___ EXTRACTED ENTRIES ___

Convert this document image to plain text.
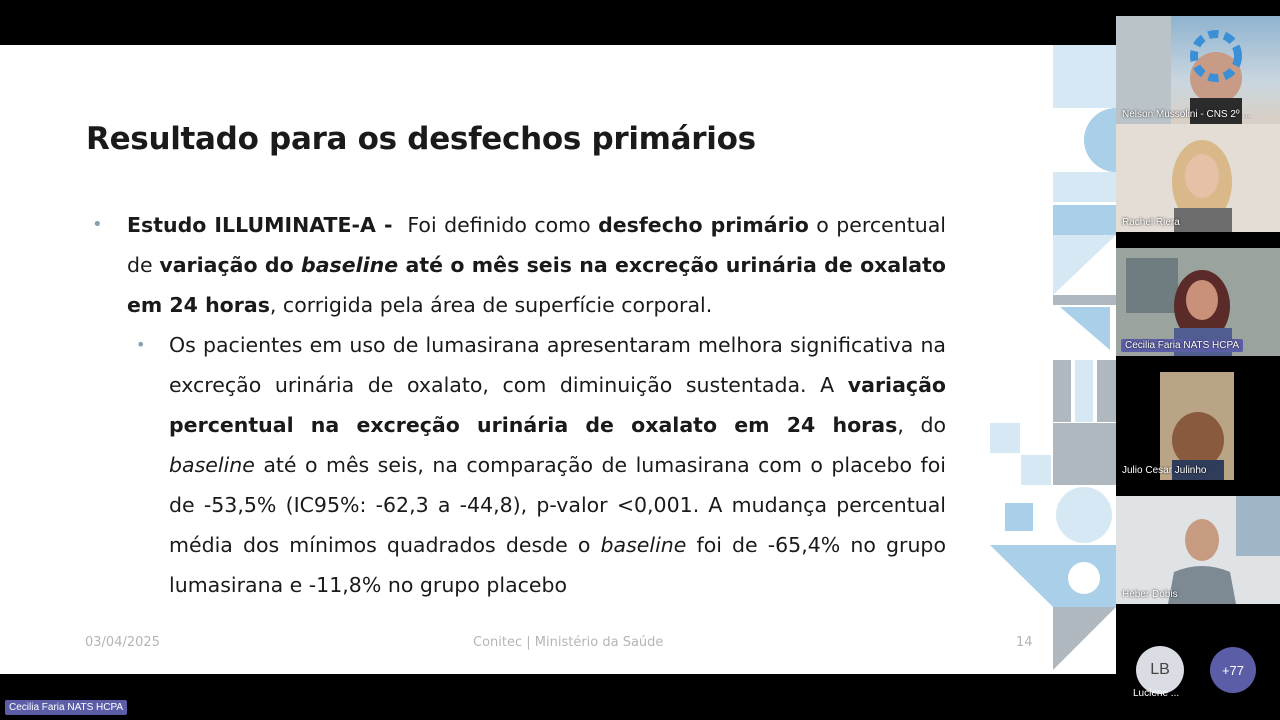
Resultado para os desfechos primários
• Estudo ILLUMINATE-A -  Foi definido como desfecho primário o percentual de variação do baseline até o mês seis na excreção urinária de oxalato em 24 horas, corrigida pela área de superfície corporal.
• Os pacientes em uso de lumasirana apresentaram melhora significativa na excreção urinária de oxalato, com diminuição sustentada. A variação percentual na excreção urinária de oxalato em 24 horas, do baseline até o mês seis, na comparação de lumasirana com o placebo foi de -53,5% (IC95%: -62,3 a -44,8), p-valor <0,001. A mudança percentual média dos mínimos quadrados desde o baseline foi de -65,4% no grupo lumasirana e -11,8% no grupo placebo
03/04/2025	Conitec | Ministério da Saúde	14
Nelson Mussolini - CNS 2º ...
Rachel Riera
Cecilia Faria NATS HCPA
Julio Cesar Julinho
Heber Dobis
LB
Luciene ...
+77
Cecilia Faria NATS HCPA
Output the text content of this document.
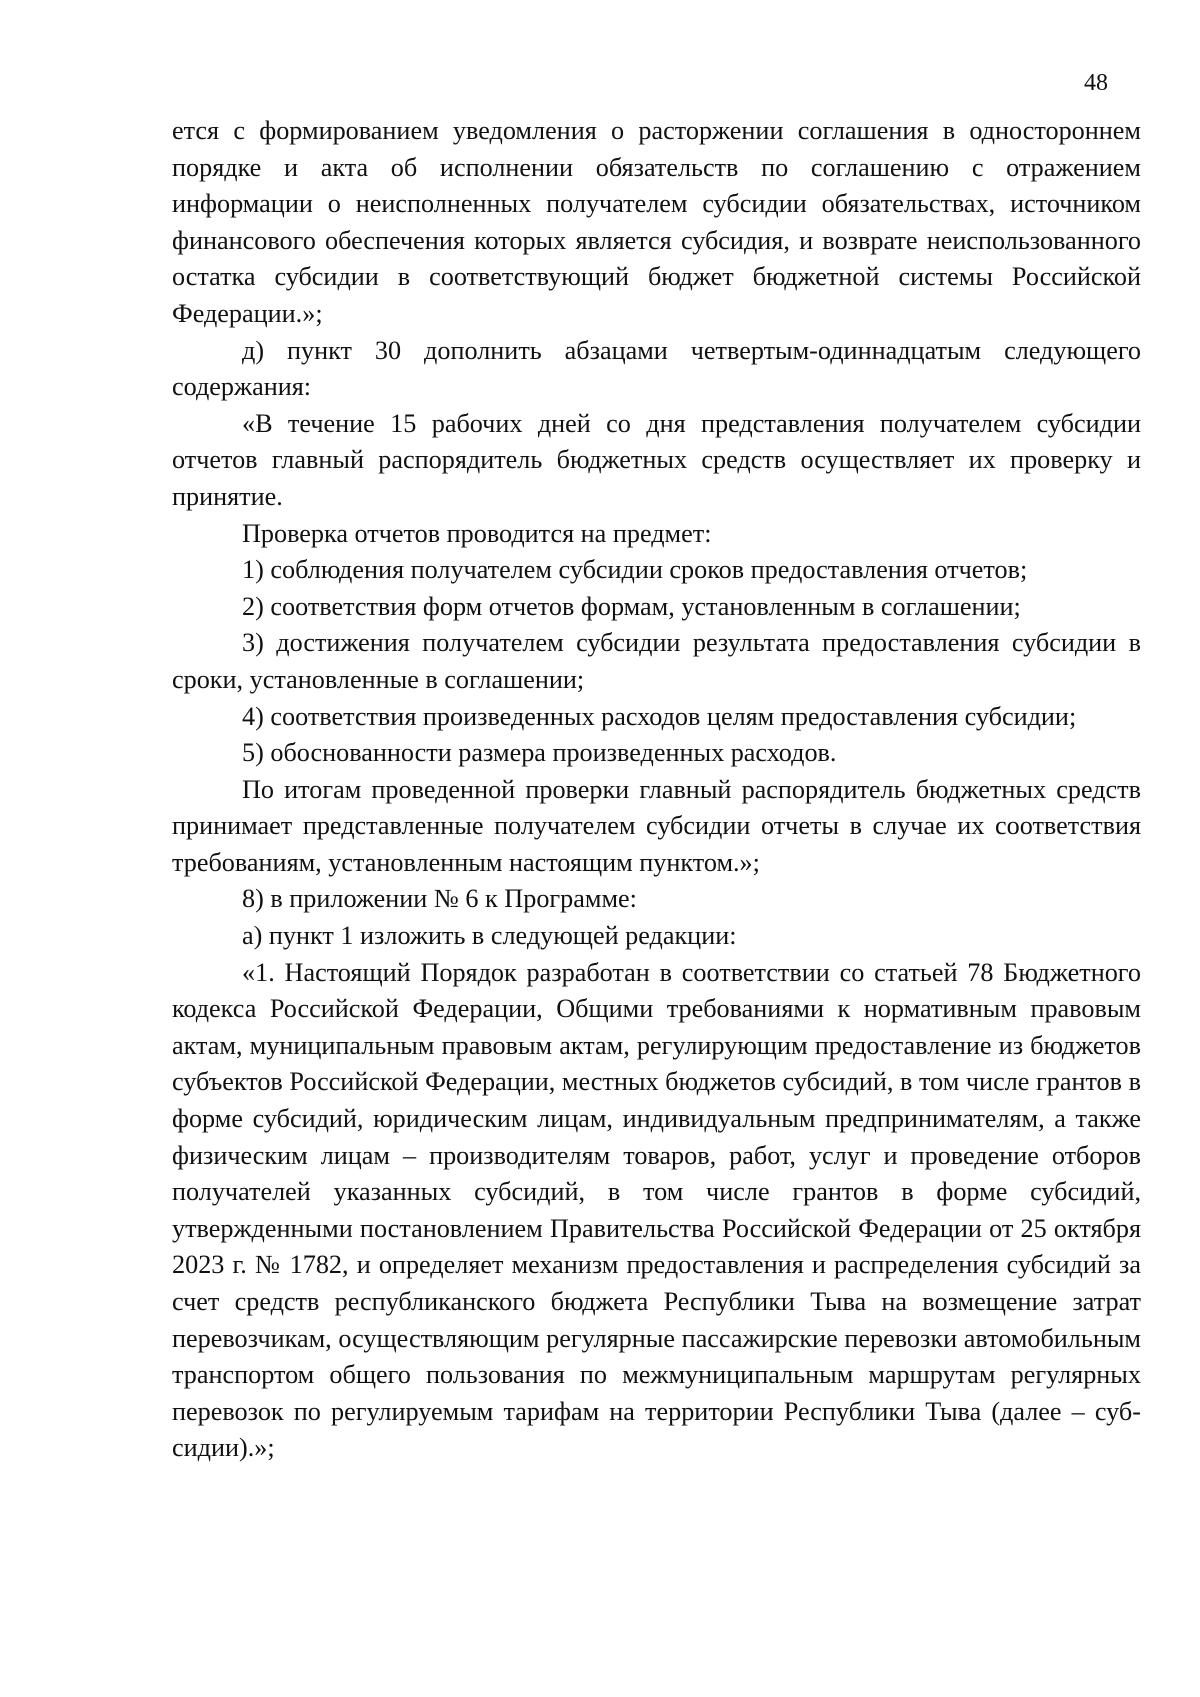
48

ется с формированием уведомления о расторжении соглашения в одностороннем порядке и акта об исполнении обязательств по соглашению с отражением информации о неисполненных получателем субсидии обязательствах, источником финансового обеспечения которых является субсидия, и возврате неиспользованного остатка субсидии в соответствующий бюджет бюджетной системы Российской Федерации.»;

д) пункт 30 дополнить абзацами четвертым-одиннадцатым следующего содержания:

«В течение 15 рабочих дней со дня представления получателем субсидии отчетов главный распорядитель бюджетных средств осуществляет их проверку и принятие.

Проверка отчетов проводится на предмет:

1) соблюдения получателем субсидии сроков предоставления отчетов;

2) соответствия форм отчетов формам, установленным в соглашении;

3) достижения получателем субсидии результата предоставления субсидии в сроки, установленные в соглашении;

4) соответствия произведенных расходов целям предоставления субсидии;

5) обоснованности размера произведенных расходов.

По итогам проведенной проверки главный распорядитель бюджетных средств принимает представленные получателем субсидии отчеты в случае их соответствия требованиям, установленным настоящим пунктом.»;

8) в приложении № 6 к Программе:

а) пункт 1 изложить в следующей редакции:

«1. Настоящий Порядок разработан в соответствии со статьей 78 Бюджетного кодекса Российской Федерации, Общими требованиями к нормативным правовым актам, муниципальным правовым актам, регулирующим предоставление из бюджетов субъектов Российской Федерации, местных бюджетов субсидий, в том числе грантов в форме субсидий, юридическим лицам, индивидуальным предпринимателям, а также физическим лицам – производителям товаров, работ, услуг и проведение отборов получателей указанных субсидий, в том числе грантов в форме субсидий, утвержденными постановлением Правительства Российской Федерации от 25 октября 2023 г. № 1782, и определяет механизм предоставления и распределения субсидий за счет средств республиканского бюджета Республики Тыва на возмещение затрат перевозчикам, осуществляющим регулярные пассажирские перевозки автомобильным транспортом общего пользования по межмуниципальным маршрутам регулярных перевозок по регулируемым тарифам на территории Республики Тыва (далее – субсидии).»;
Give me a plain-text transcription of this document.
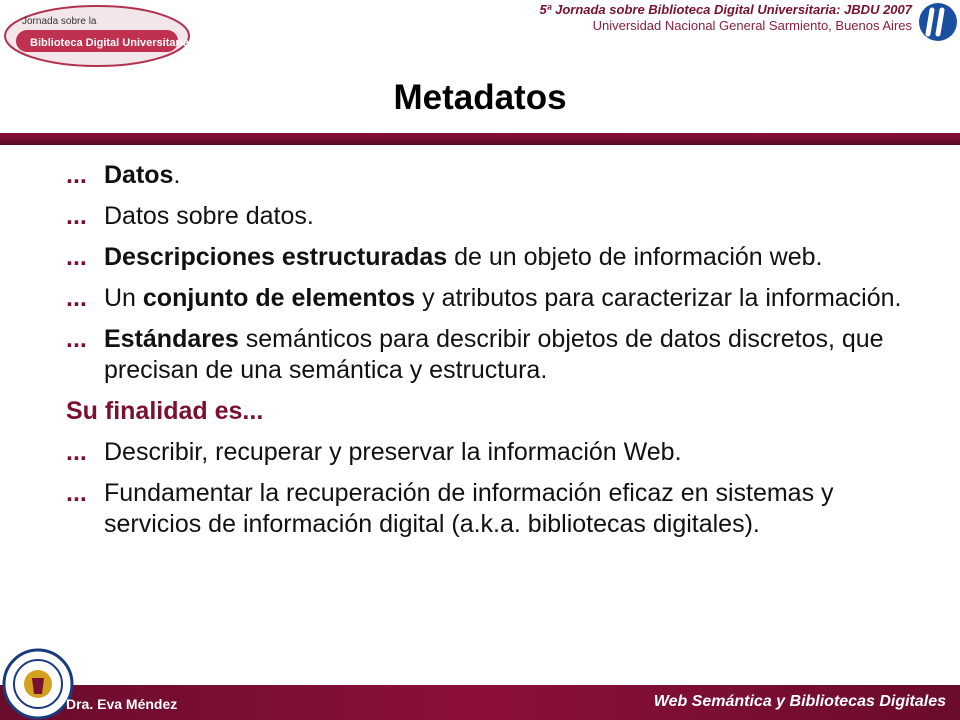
Jornada sobre la
Biblioteca Digital Universitaria
5ª Jornada sobre Biblioteca Digital Universitaria: JBDU 2007
Universidad Nacional General Sarmiento, Buenos Aires
Metadatos
... Datos.
... Datos sobre datos.
... Descripciones estructuradas de un objeto de información web.
... Un conjunto de elementos y atributos para caracterizar la información.
... Estándares semánticos para describir objetos de datos discretos, que precisan de una semántica y estructura.
Su finalidad es...
... Describir, recuperar y preservar la información Web.
... Fundamentar la recuperación de información eficaz en sistemas y servicios de información digital (a.k.a. bibliotecas digitales).
Dra. Eva Méndez	Web Semántica y Bibliotecas Digitales
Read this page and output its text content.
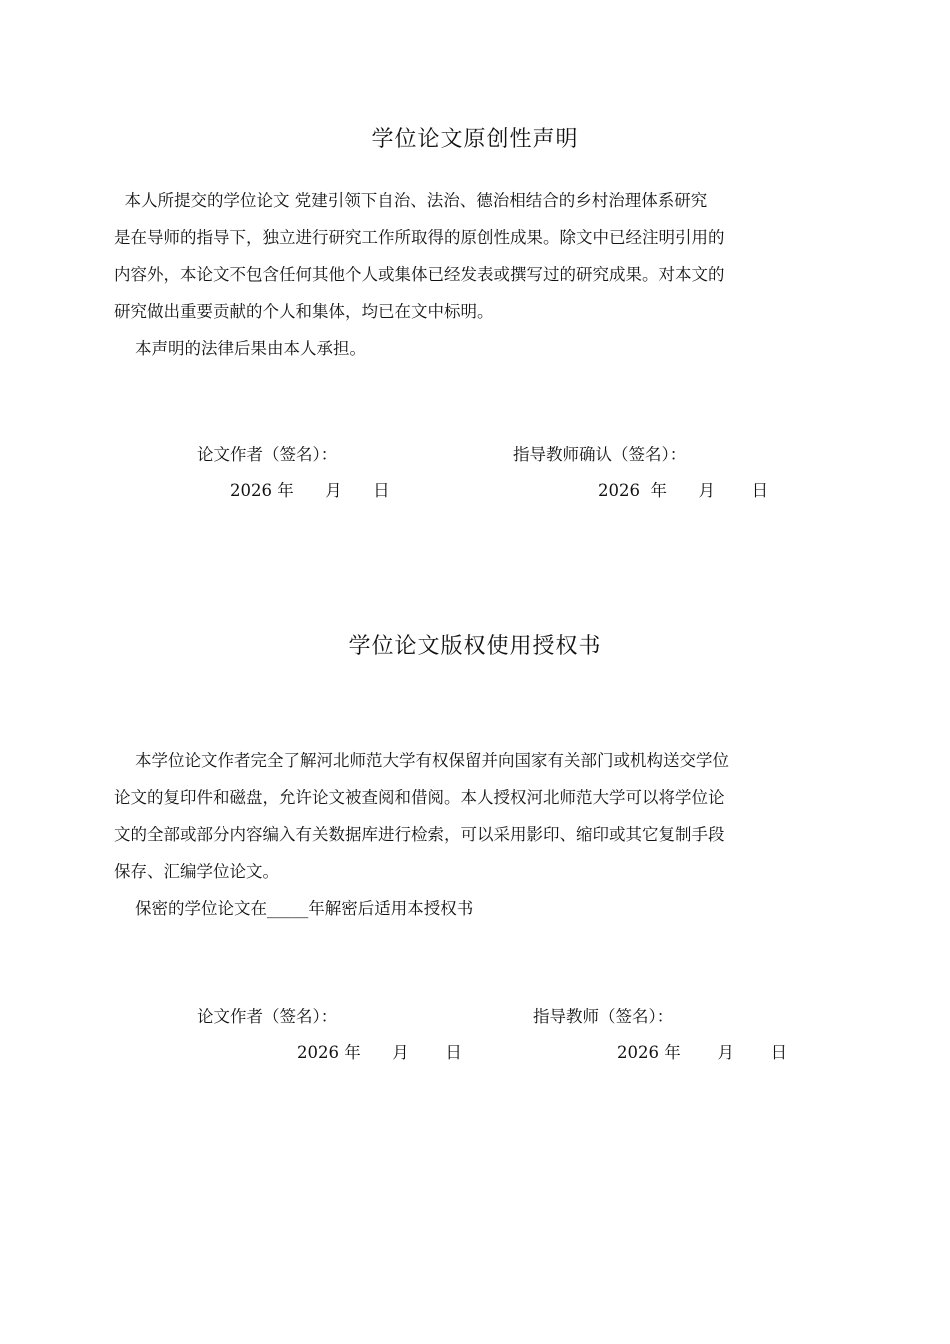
学位论文原创性声明
本人所提交的学位论文 党建引领下自治、法治、德治相结合的乡村治理体系研究
是在导师的指导下，独立进行研究工作所取得的原创性成果。除文中已经注明引用的
内容外，本论文不包含任何其他个人或集体已经发表或撰写过的研究成果。对本文的
研究做出重要贡献的个人和集体，均已在文中标明。
本声明的法律后果由本人承担。
论文作者（签名）：	指导教师确认（签名）：
2026 年      月      日	2026  年      月       日
学位论文版权使用授权书
本学位论文作者完全了解河北师范大学有权保留并向国家有关部门或机构送交学位
论文的复印件和磁盘，允许论文被查阅和借阅。本人授权河北师范大学可以将学位论
文的全部或部分内容编入有关数据库进行检索，可以采用影印、缩印或其它复制手段
保存、汇编学位论文。
保密的学位论文在_____年解密后适用本授权书
论文作者（签名）：	指导教师（签名）：
2026 年      月       日	2026 年       月       日
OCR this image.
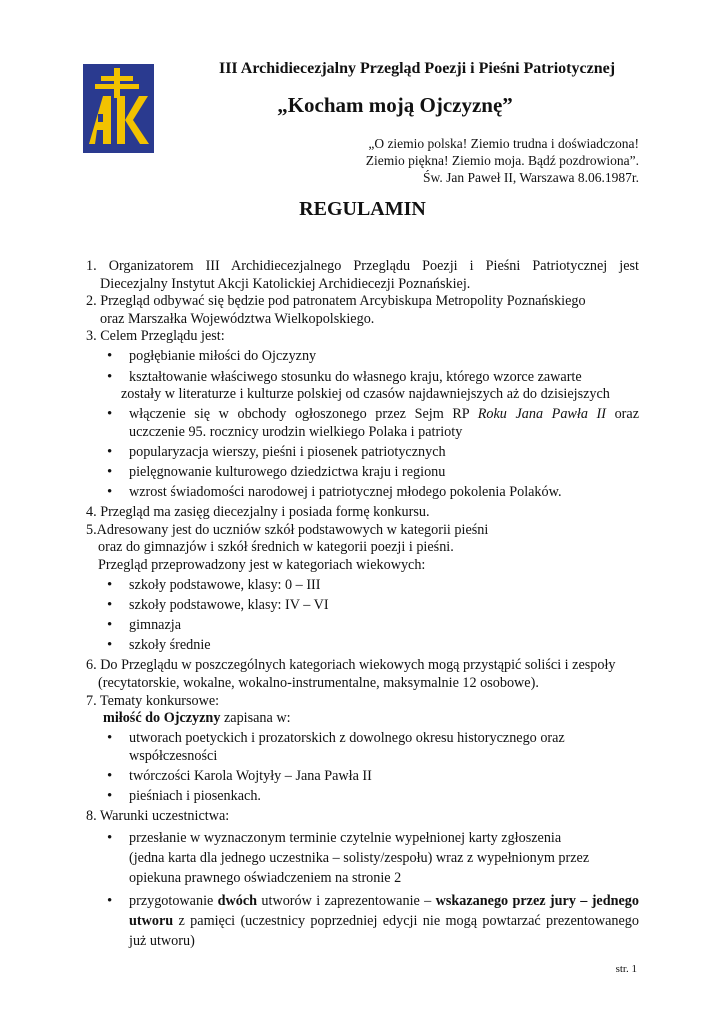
III Archidiecezjalny Przegląd Poezji i Pieśni Patriotycznej
„Kocham moją Ojczyznę”
„O ziemio polska! Ziemio trudna i doświadczona!
Ziemio piękna! Ziemio moja. Bądź pozdrowiona”.
Św. Jan Paweł II, Warszawa 8.06.1987r.
REGULAMIN
1. Organizatorem III Archidiecezjalnego Przeglądu Poezji i Pieśni Patriotycznej jest
Diecezjalny Instytut Akcji Katolickiej Archidiecezji Poznańskiej.
2. Przegląd odbywać się będzie pod patronatem Arcybiskupa Metropolity Poznańskiego
oraz Marszałka Województwa Wielkopolskiego.
3. Celem Przeglądu jest:
• pogłębianie miłości do Ojczyzny
• kształtowanie właściwego stosunku do własnego kraju, którego wzorce zawarte
zostały w literaturze i kulturze polskiej od czasów najdawniejszych aż do dzisiejszych
• włączenie się w obchody ogłoszonego przez Sejm RP Roku Jana Pawła II oraz
uczczenie 95. rocznicy urodzin wielkiego Polaka i patrioty
• popularyzacja wierszy, pieśni i piosenek patriotycznych
• pielęgnowanie kulturowego dziedzictwa kraju i regionu
• wzrost świadomości narodowej i patriotycznej młodego pokolenia Polaków.
4. Przegląd ma zasięg diecezjalny i posiada formę konkursu.
5.Adresowany jest do uczniów szkół podstawowych w kategorii pieśni
oraz do gimnazjów i szkół średnich w kategorii poezji i pieśni.
Przegląd przeprowadzony jest w kategoriach wiekowych:
• szkoły podstawowe, klasy: 0 – III
• szkoły podstawowe, klasy: IV – VI
• gimnazja
• szkoły średnie
6. Do Przeglądu w poszczególnych kategoriach wiekowych mogą przystąpić soliści i zespoły
(recytatorskie, wokalne, wokalno-instrumentalne, maksymalnie 12 osobowe).
7. Tematy konkursowe:
miłość do Ojczyzny zapisana w:
• utworach poetyckich i prozatorskich z dowolnego okresu historycznego oraz
współczesności
• twórczości Karola Wojtyły – Jana Pawła II
• pieśniach i piosenkach.
8. Warunki uczestnictwa:
• przesłanie w wyznaczonym terminie czytelnie wypełnionej karty zgłoszenia
(jedna karta dla jednego uczestnika – solisty/zespołu) wraz z wypełnionym przez
opiekuna prawnego oświadczeniem na stronie 2
• przygotowanie dwóch utworów i zaprezentowanie – wskazanego przez jury – jednego
utworu z pamięci (uczestnicy poprzedniej edycji nie mogą powtarzać prezentowanego
już utworu)
str. 1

___

AIM OF THE TASK: Set every line down exactly as written, leaving each picture out.

RESPONSE:
Convert this document image to plain text.
Resultado para os desfechos primários
• Estudo ILLUMINATE-A -  Foi definido como desfecho primário o percentual de variação do baseline até o mês seis na excreção urinária de oxalato em 24 horas, corrigida pela área de superfície corporal.
• Os pacientes em uso de lumasirana apresentaram melhora significativa na excreção urinária de oxalato, com diminuição sustentada. A variação percentual na excreção urinária de oxalato em 24 horas, do baseline até o mês seis, na comparação de lumasirana com o placebo foi de -53,5% (IC95%: -62,3 a -44,8), p-valor <0,001. A mudança percentual média dos mínimos quadrados desde o baseline foi de -65,4% no grupo lumasirana e -11,8% no grupo placebo
03/04/2025	Conitec | Ministério da Saúde	14
Nelson Mussolini - CNS 2º ...
Rachel Riera
Cecilia Faria NATS HCPA
Julio Cesar Julinho
Heber Dobis
LB
Luciene ...
+77
Cecilia Faria NATS HCPA
Output the text content of this document.
48

ется с формированием уведомления о расторжении соглашения в одностороннем порядке и акта об исполнении обязательств по соглашению с отражением информации о неисполненных получателем субсидии обязательствах, источником финансового обеспечения которых является субсидия, и возврате неиспользованного остатка субсидии в соответствующий бюджет бюджетной системы Российской Федерации.»;

д) пункт 30 дополнить абзацами четвертым-одиннадцатым следующего содержания:

«В течение 15 рабочих дней со дня представления получателем субсидии отчетов главный распорядитель бюджетных средств осуществляет их проверку и принятие.

Проверка отчетов проводится на предмет:

1) соблюдения получателем субсидии сроков предоставления отчетов;

2) соответствия форм отчетов формам, установленным в соглашении;

3) достижения получателем субсидии результата предоставления субсидии в сроки, установленные в соглашении;

4) соответствия произведенных расходов целям предоставления субсидии;

5) обоснованности размера произведенных расходов.

По итогам проведенной проверки главный распорядитель бюджетных средств принимает представленные получателем субсидии отчеты в случае их соответствия требованиям, установленным настоящим пунктом.»;

8) в приложении № 6 к Программе:

а) пункт 1 изложить в следующей редакции:

«1. Настоящий Порядок разработан в соответствии со статьей 78 Бюджетного кодекса Российской Федерации, Общими требованиями к нормативным правовым актам, муниципальным правовым актам, регулирующим предоставление из бюджетов субъектов Российской Федерации, местных бюджетов субсидий, в том числе грантов в форме субсидий, юридическим лицам, индивидуальным предпринимателям, а также физическим лицам – производителям товаров, работ, услуг и проведение отборов получателей указанных субсидий, в том числе грантов в форме субсидий, утвержденными постановлением Правительства Российской Федерации от 25 октября 2023 г. № 1782, и определяет механизм предоставления и распределения субсидий за счет средств республиканского бюджета Республики Тыва на возмещение затрат перевозчикам, осуществляющим регулярные пассажирские перевозки автомобильным транспортом общего пользования по межмуниципальным маршрутам регулярных перевозок по регулируемым тарифам на территории Республики Тыва (далее – субсидии).»;
Give me a plain-text transcription of this document.
Jornada sobre la
Biblioteca Digital Universitaria
5ª Jornada sobre Biblioteca Digital Universitaria: JBDU 2007
Universidad Nacional General Sarmiento, Buenos Aires
Metadatos
... Datos.
... Datos sobre datos.
... Descripciones estructuradas de un objeto de información web.
... Un conjunto de elementos y atributos para caracterizar la información.
... Estándares semánticos para describir objetos de datos discretos, que precisan de una semántica y estructura.
Su finalidad es...
... Describir, recuperar y preservar la información Web.
... Fundamentar la recuperación de información eficaz en sistemas y servicios de información digital (a.k.a. bibliotecas digitales).
Dra. Eva Méndez	Web Semántica y Bibliotecas Digitales
Read this page and output its text content.
学位论文原创性声明
本人所提交的学位论文 党建引领下自治、法治、德治相结合的乡村治理体系研究
是在导师的指导下，独立进行研究工作所取得的原创性成果。除文中已经注明引用的
内容外，本论文不包含任何其他个人或集体已经发表或撰写过的研究成果。对本文的
研究做出重要贡献的个人和集体，均已在文中标明。
本声明的法律后果由本人承担。
论文作者（签名）：	指导教师确认（签名）：
2026 年      月      日	2026  年      月       日
学位论文版权使用授权书
本学位论文作者完全了解河北师范大学有权保留并向国家有关部门或机构送交学位
论文的复印件和磁盘，允许论文被查阅和借阅。本人授权河北师范大学可以将学位论
文的全部或部分内容编入有关数据库进行检索，可以采用影印、缩印或其它复制手段
保存、汇编学位论文。
保密的学位论文在_____年解密后适用本授权书
论文作者（签名）：	指导教师（签名）：
2026 年      月       日	2026 年       月       日
OCR this image.
III Archidiecezjalny Przegląd Poezji i Pieśni Patriotycznej
„Kocham moją Ojczyznę”
„O ziemio polska! Ziemio trudna i doświadczona!
Ziemio piękna! Ziemio moja. Bądź pozdrowiona”.
Św. Jan Paweł II, Warszawa 8.06.1987r.
REGULAMIN
1. Organizatorem III Archidiecezjalnego Przeglądu Poezji i Pieśni Patriotycznej jest
Diecezjalny Instytut Akcji Katolickiej Archidiecezji Poznańskiej.
2. Przegląd odbywać się będzie pod patronatem Arcybiskupa Metropolity Poznańskiego
oraz Marszałka Województwa Wielkopolskiego.
3. Celem Przeglądu jest:
• pogłębianie miłości do Ojczyzny
• kształtowanie właściwego stosunku do własnego kraju, którego wzorce zawarte
zostały w literaturze i kulturze polskiej od czasów najdawniejszych aż do dzisiejszych
• włączenie się w obchody ogłoszonego przez Sejm RP Roku Jana Pawła II oraz
uczczenie 95. rocznicy urodzin wielkiego Polaka i patrioty
• popularyzacja wierszy, pieśni i piosenek patriotycznych
• pielęgnowanie kulturowego dziedzictwa kraju i regionu
• wzrost świadomości narodowej i patriotycznej młodego pokolenia Polaków.
4. Przegląd ma zasięg diecezjalny i posiada formę konkursu.
5.Adresowany jest do uczniów szkół podstawowych w kategorii pieśni
oraz do gimnazjów i szkół średnich w kategorii poezji i pieśni.
Przegląd przeprowadzony jest w kategoriach wiekowych:
• szkoły podstawowe, klasy: 0 – III
• szkoły podstawowe, klasy: IV – VI
• gimnazja
• szkoły średnie
6. Do Przeglądu w poszczególnych kategoriach wiekowych mogą przystąpić soliści i zespoły
(recytatorskie, wokalne, wokalno-instrumentalne, maksymalnie 12 osobowe).
7. Tematy konkursowe:
miłość do Ojczyzny zapisana w:
• utworach poetyckich i prozatorskich z dowolnego okresu historycznego oraz
współczesności
• twórczości Karola Wojtyły – Jana Pawła II
• pieśniach i piosenkach.
8. Warunki uczestnictwa:
• przesłanie w wyznaczonym terminie czytelnie wypełnionej karty zgłoszenia
(jedna karta dla jednego uczestnika – solisty/zespołu) wraz z wypełnionym przez
opiekuna prawnego oświadczeniem na stronie 2
• przygotowanie dwóch utworów i zaprezentowanie – wskazanego przez jury – jednego
utworu z pamięci (uczestnicy poprzedniej edycji nie mogą powtarzać prezentowanego
już utworu)
str. 1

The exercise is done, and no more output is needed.